begin

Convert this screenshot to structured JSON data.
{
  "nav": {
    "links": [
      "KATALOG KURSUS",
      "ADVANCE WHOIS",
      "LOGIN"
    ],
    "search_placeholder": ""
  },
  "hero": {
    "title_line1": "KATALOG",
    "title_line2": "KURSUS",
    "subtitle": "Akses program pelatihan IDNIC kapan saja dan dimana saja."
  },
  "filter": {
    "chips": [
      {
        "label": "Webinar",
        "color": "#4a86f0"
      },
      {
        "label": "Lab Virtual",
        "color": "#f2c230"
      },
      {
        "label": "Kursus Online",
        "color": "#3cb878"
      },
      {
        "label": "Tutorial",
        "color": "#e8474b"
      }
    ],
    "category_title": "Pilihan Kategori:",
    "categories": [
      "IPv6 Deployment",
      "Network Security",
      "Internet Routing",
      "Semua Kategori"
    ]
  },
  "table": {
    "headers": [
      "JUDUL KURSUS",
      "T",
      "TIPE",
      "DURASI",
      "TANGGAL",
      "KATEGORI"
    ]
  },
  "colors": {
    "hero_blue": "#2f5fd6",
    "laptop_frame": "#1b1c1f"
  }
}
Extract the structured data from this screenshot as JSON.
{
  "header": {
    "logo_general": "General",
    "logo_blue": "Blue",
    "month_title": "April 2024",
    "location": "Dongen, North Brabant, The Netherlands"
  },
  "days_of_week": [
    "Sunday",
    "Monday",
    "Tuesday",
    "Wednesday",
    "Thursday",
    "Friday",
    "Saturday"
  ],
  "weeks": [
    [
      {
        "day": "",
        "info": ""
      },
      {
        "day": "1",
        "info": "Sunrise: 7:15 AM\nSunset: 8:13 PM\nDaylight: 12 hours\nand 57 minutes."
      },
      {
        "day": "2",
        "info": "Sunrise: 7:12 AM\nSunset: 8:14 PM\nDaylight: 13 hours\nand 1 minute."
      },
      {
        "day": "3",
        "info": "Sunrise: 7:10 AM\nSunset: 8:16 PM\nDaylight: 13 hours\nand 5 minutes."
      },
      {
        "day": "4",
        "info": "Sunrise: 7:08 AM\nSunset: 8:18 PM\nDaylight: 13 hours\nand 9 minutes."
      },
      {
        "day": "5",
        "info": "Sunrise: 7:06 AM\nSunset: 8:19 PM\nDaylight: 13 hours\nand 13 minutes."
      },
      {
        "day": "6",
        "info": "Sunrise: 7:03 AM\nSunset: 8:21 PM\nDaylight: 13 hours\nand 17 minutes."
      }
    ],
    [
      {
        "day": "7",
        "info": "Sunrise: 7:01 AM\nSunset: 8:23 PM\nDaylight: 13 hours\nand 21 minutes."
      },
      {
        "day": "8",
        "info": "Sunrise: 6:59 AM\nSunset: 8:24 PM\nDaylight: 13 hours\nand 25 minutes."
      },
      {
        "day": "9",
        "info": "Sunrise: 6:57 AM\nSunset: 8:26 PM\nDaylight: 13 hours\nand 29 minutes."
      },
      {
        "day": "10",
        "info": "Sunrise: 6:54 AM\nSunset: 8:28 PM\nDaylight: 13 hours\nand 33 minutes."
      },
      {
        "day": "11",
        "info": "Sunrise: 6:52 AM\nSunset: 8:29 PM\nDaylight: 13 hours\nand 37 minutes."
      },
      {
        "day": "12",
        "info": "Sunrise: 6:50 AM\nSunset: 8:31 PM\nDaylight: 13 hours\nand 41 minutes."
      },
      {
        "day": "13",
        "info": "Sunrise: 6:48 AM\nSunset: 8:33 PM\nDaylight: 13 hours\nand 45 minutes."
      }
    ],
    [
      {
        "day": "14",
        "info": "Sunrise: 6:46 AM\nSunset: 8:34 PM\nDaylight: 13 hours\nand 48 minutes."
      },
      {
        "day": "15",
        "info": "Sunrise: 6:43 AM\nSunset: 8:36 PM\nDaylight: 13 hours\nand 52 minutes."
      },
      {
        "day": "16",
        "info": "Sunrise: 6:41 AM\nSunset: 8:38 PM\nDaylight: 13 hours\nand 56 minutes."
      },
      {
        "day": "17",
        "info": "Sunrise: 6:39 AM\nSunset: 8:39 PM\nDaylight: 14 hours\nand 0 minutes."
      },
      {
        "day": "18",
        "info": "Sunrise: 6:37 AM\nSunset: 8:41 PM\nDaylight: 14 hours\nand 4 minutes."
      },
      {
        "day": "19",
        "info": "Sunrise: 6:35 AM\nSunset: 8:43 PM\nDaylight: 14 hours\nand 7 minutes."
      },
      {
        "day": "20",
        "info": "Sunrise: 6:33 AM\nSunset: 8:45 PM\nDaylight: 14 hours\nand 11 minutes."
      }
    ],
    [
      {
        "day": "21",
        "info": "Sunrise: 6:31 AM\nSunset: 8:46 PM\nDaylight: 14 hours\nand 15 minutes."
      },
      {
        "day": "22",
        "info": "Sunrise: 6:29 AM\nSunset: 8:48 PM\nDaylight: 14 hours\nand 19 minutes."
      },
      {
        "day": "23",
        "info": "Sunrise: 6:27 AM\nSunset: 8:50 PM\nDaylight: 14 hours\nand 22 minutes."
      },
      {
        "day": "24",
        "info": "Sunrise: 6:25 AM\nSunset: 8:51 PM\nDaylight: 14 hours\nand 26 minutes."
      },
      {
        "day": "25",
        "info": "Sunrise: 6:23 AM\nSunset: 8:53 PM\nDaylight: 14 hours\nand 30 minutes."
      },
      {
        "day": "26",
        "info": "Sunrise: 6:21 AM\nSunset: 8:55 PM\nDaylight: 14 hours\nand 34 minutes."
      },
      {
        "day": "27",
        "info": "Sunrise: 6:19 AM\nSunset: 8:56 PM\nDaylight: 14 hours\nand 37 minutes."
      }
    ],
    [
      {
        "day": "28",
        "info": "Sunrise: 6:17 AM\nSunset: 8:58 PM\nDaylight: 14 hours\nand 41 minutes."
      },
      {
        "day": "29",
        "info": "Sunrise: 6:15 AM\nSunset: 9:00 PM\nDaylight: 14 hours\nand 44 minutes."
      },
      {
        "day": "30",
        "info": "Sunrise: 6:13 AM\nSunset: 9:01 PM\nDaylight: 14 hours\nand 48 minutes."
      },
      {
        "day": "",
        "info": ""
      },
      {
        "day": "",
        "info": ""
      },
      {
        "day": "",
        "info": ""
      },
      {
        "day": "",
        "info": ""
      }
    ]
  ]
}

end

Work to do
For the listing above, identify each line bearing "this".

Solution
Convert this screenshot to structured JSON data.
Extract the structured data from this screenshot as JSON.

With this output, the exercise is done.